Given request.
Note how many lines in the entries contain the string "средств", then give that number and nothing else.

#### Data provided ####

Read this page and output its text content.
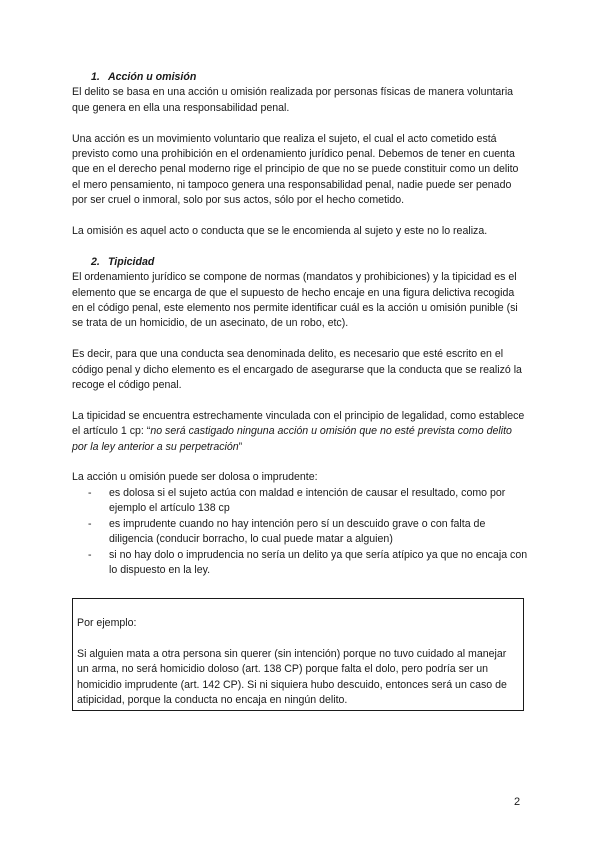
1. Acción u omisión

El delito se basa en una acción u omisión realizada por personas físicas de manera voluntaria que genera en ella una responsabilidad penal.

Una acción es un movimiento voluntario que realiza el sujeto, el cual el acto cometido está previsto como una prohibición en el ordenamiento jurídico penal. Debemos de tener en cuenta que en el derecho penal moderno rige el principio de que no se puede constituir como un delito el mero pensamiento, ni tampoco genera una responsabilidad penal, nadie puede ser penado por ser cruel o inmoral, solo por sus actos, sólo por el hecho cometido.

La omisión es aquel acto o conducta que se le encomienda al sujeto y este no lo realiza.

2. Tipicidad

El ordenamiento jurídico se compone de normas (mandatos y prohibiciones) y la tipicidad es el elemento que se encarga de que el supuesto de hecho encaje en una figura delictiva recogida en el código penal, este elemento nos permite identificar cuál es la acción u omisión punible (si se trata de un homicidio, de un asecinato, de un robo, etc).

Es decir, para que una conducta sea denominada delito, es necesario que esté escrito en el código penal y dicho elemento es el encargado de asegurarse que la conducta que se realizó la recoge el código penal.

La tipicidad se encuentra estrechamente vinculada con el principio de legalidad, como establece el artículo 1 cp: “no será castigado ninguna acción u omisión que no esté prevista como delito por la ley anterior a su perpetración”

La acción u omisión puede ser dolosa o imprudente:

- es dolosa si el sujeto actúa con maldad e intención de causar el resultado, como por ejemplo el artículo 138 cp
- es imprudente cuando no hay intención pero sí un descuido grave o con falta de diligencia (conducir borracho, lo cual puede matar a alguien)
- si no hay dolo o imprudencia no sería un delito ya que sería atípico ya que no encaja con lo dispuesto en la ley.

Por ejemplo:

Si alguien mata a otra persona sin querer (sin intención) porque no tuvo cuidado al manejar un arma, no será homicidio doloso (art. 138 CP) porque falta el dolo, pero podría ser un homicidio imprudente (art. 142 CP). Si ni siquiera hubo descuido, entonces será un caso de atipicidad, porque la conducta no encaja en ningún delito.

2
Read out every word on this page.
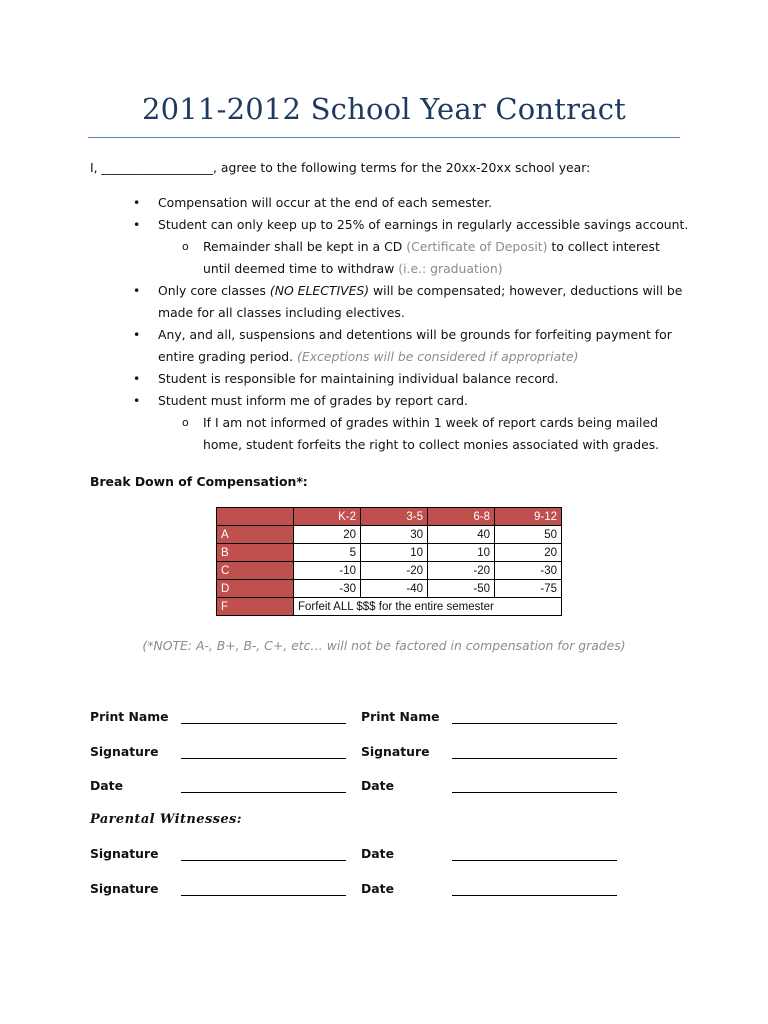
2011-2012 School Year Contract
I, __________________, agree to the following terms for the 20xx-20xx school year:
• Compensation will occur at the end of each semester.
• Student can only keep up to 25% of earnings in regularly accessible savings account.
o Remainder shall be kept in a CD (Certificate of Deposit) to collect interest
until deemed time to withdraw (i.e.: graduation)
• Only core classes (NO ELECTIVES) will be compensated; however, deductions will be
made for all classes including electives.
• Any, and all, suspensions and detentions will be grounds for forfeiting payment for
entire grading period. (Exceptions will be considered if appropriate)
• Student is responsible for maintaining individual balance record.
• Student must inform me of grades by report card.
o If I am not informed of grades within 1 week of report cards being mailed
home, student forfeits the right to collect monies associated with grades.
Break Down of Compensation*:
	K-2	3-5	6-8	9-12
A	20	30	40	50
B	5	10	10	20
C	-10	-20	-20	-30
D	-30	-40	-50	-75
F	Forfeit ALL $$$ for the entire semester			
(*NOTE: A-, B+, B-, C+, etc… will not be factored in compensation for grades)
Print Name	Print Name
Signature	Signature
Date	Date
Parental Witnesses:
Signature	Date
Signature	Date
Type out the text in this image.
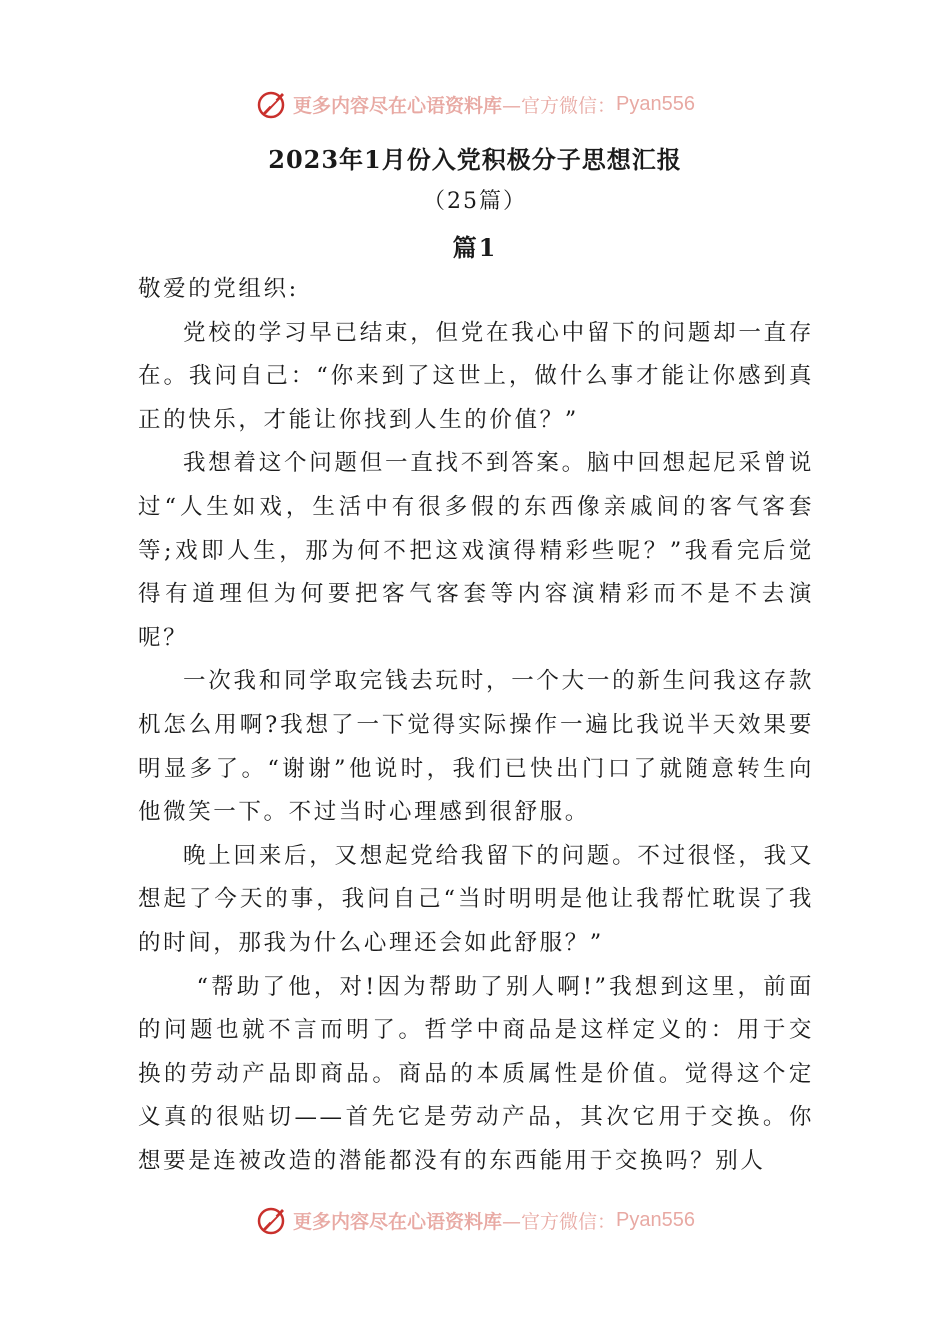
更多内容尽在心语资料库 —官方微信： Pyan556
2023年1月份入党积极分子思想汇报
（25篇）
篇1

敬爱的党组织:

党校的学习早已结束，但党在我心中留下的问题却一直存在。我问自己：“你来到了这世上，做什么事才能让你感到真正的快乐，才能让你找到人生的价值？”

我想着这个问题但一直找不到答案。脑中回想起尼采曾说过“人生如戏，生活中有很多假的东西像亲戚间的客气客套等;戏即人生，那为何不把这戏演得精彩些呢？”我看完后觉得有道理但为何要把客气客套等内容演精彩而不是不去演呢？

一次我和同学取完钱去玩时，一个大一的新生问我这存款机怎么用啊?我想了一下觉得实际操作一遍比我说半天效果要明显多了。“谢谢”他说时，我们已快出门口了就随意转生向他微笑一下。不过当时心理感到很舒服。

晚上回来后，又想起党给我留下的问题。不过很怪，我又想起了今天的事，我问自己“当时明明是他让我帮忙耽误了我的时间，那我为什么心理还会如此舒服？”

“帮助了他，对!因为帮助了别人啊!”我想到这里，前面的问题也就不言而明了。哲学中商品是这样定义的：用于交换的劳动产品即商品。商品的本质属性是价值。觉得这个定义真的很贴切——首先它是劳动产品，其次它用于交换。你想要是连被改造的潜能都没有的东西能用于交换吗？别人

更多内容尽在心语资料库 —官方微信： Pyan556
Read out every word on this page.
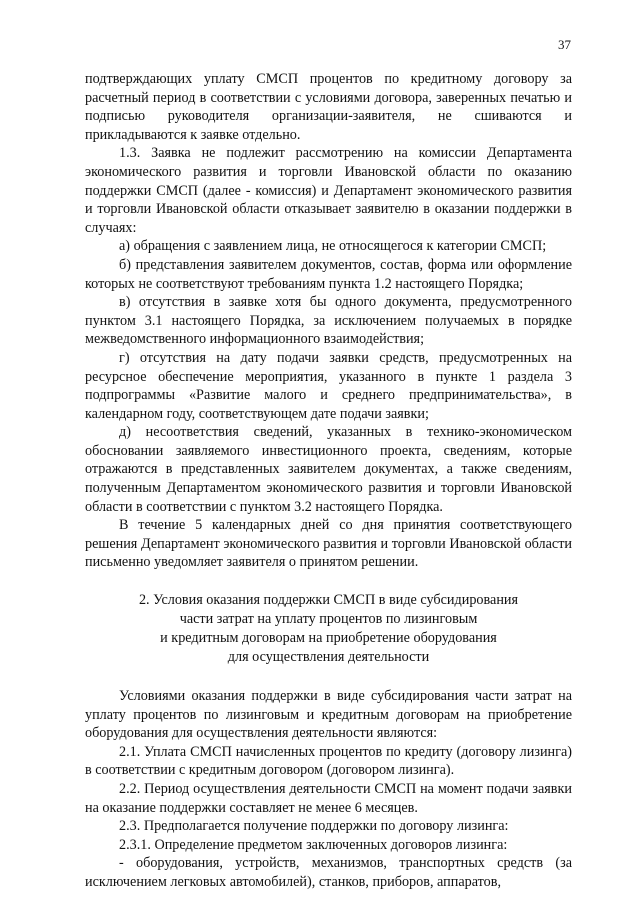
37

подтверждающих уплату СМСП процентов по кредитному договору за расчетный период в соответствии с условиями договора, заверенных печатью и подписью руководителя организации-заявителя, не сшиваются и прикладываются к заявке отдельно.

1.3. Заявка не подлежит рассмотрению на комиссии Департамента экономического развития и торговли Ивановской области по оказанию поддержки СМСП (далее - комиссия) и Департамент экономического развития и торговли Ивановской области отказывает заявителю в оказании поддержки в случаях:

а) обращения с заявлением лица, не относящегося к категории СМСП;

б) представления заявителем документов, состав, форма или оформление которых не соответствуют требованиям пункта 1.2 настоящего Порядка;

в) отсутствия в заявке хотя бы одного документа, предусмотренного пунктом 3.1 настоящего Порядка, за исключением получаемых в порядке межведомственного информационного взаимодействия;

г) отсутствия на дату подачи заявки средств, предусмотренных на ресурсное обеспечение мероприятия, указанного в пункте 1 раздела 3 подпрограммы «Развитие малого и среднего предпринимательства», в календарном году, соответствующем дате подачи заявки;

д) несоответствия сведений, указанных в технико-экономическом обосновании заявляемого инвестиционного проекта, сведениям, которые отражаются в представленных заявителем документах, а также сведениям, полученным Департаментом экономического развития и торговли Ивановской области в соответствии с пунктом 3.2 настоящего Порядка.

В течение 5 календарных дней со дня принятия соответствующего решения Департамент экономического развития и торговли Ивановской области письменно уведомляет заявителя о принятом решении.

2. Условия оказания поддержки СМСП в виде субсидирования
части затрат на уплату процентов по лизинговым
и кредитным договорам на приобретение оборудования
для осуществления деятельности

Условиями оказания поддержки в виде субсидирования части затрат на уплату процентов по лизинговым и кредитным договорам на приобретение оборудования для осуществления деятельности являются:

2.1. Уплата СМСП начисленных процентов по кредиту (договору лизинга) в соответствии с кредитным договором (договором лизинга).

2.2. Период осуществления деятельности СМСП на момент подачи заявки на оказание поддержки составляет не менее 6 месяцев.

2.3. Предполагается получение поддержки по договору лизинга:

2.3.1. Определение предметом заключенных договоров лизинга:

- оборудования, устройств, механизмов, транспортных средств (за исключением легковых автомобилей), станков, приборов, аппаратов,
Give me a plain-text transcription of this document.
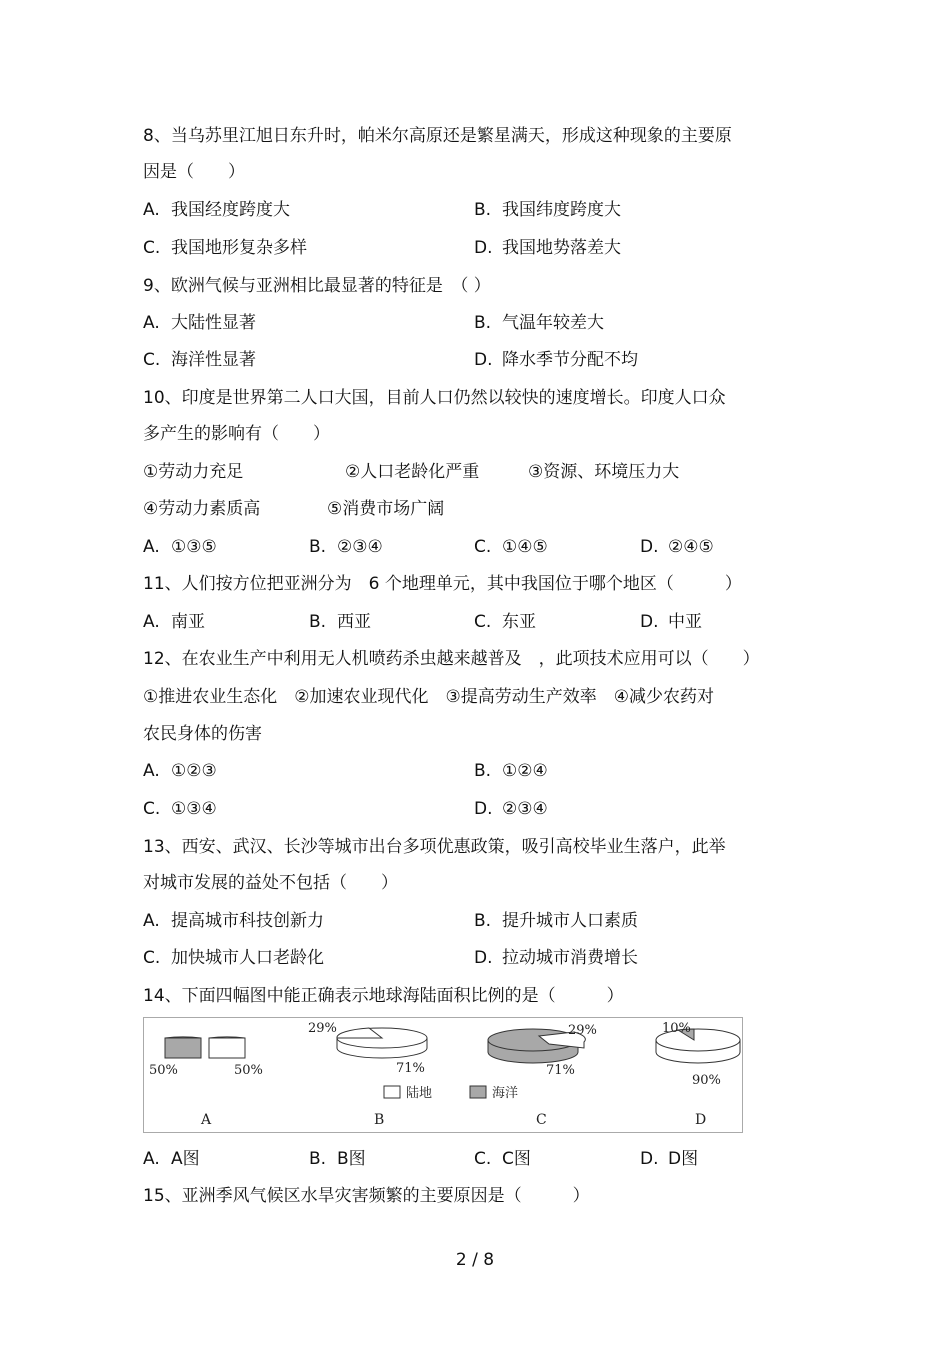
8、当乌苏里江旭日东升时，帕米尔高原还是繁星满天，形成这种现象的主要原
因是（　　）
A. 我国经度跨度大	B. 我国纬度跨度大
C. 我国地形复杂多样	D. 我国地势落差大
9、欧洲气候与亚洲相比最显著的特征是　（ ）
A. 大陆性显著	B. 气温年较差大
C. 海洋性显著	D. 降水季节分配不均
10、印度是世界第二人口大国，目前人口仍然以较快的速度增长。印度人口众
多产生的影响有（　　）
①劳动力充足	②人口老龄化严重	③资源、环境压力大
④劳动力素质高	⑤消费市场广阔
A. ①③⑤	B. ②③④	C. ①④⑤	D. ②④⑤
11、人们按方位把亚洲分为　6 个地理单元，其中我国位于哪个地区（　　　）
A. 南亚	B. 西亚	C. 东亚	D. 中亚
12、在农业生产中利用无人机喷药杀虫越来越普及　，此项技术应用可以（　　）
①推进农业生态化　②加速农业现代化　③提高劳动生产效率　④减少农药对
农民身体的伤害
A. ①②③	B. ①②④
C. ①③④	D. ②③④
13、西安、武汉、长沙等城市出台多项优惠政策，吸引高校毕业生落户，此举
对城市发展的益处不包括（　　）
A. 提高城市科技创新力	B. 提升城市人口素质
C. 加快城市人口老龄化	D. 拉动城市消费增长
14、下面四幅图中能正确表示地球海陆面积比例的是（　　　）
50%	50%
A
29%
71%
B
29%
71%
C
10%
90%
D
陆地	海洋
A. A图	B. B图	C. C图	D. D图
15、亚洲季风气候区水旱灾害频繁的主要原因是（　　　）
2 / 8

####

Solution below.
2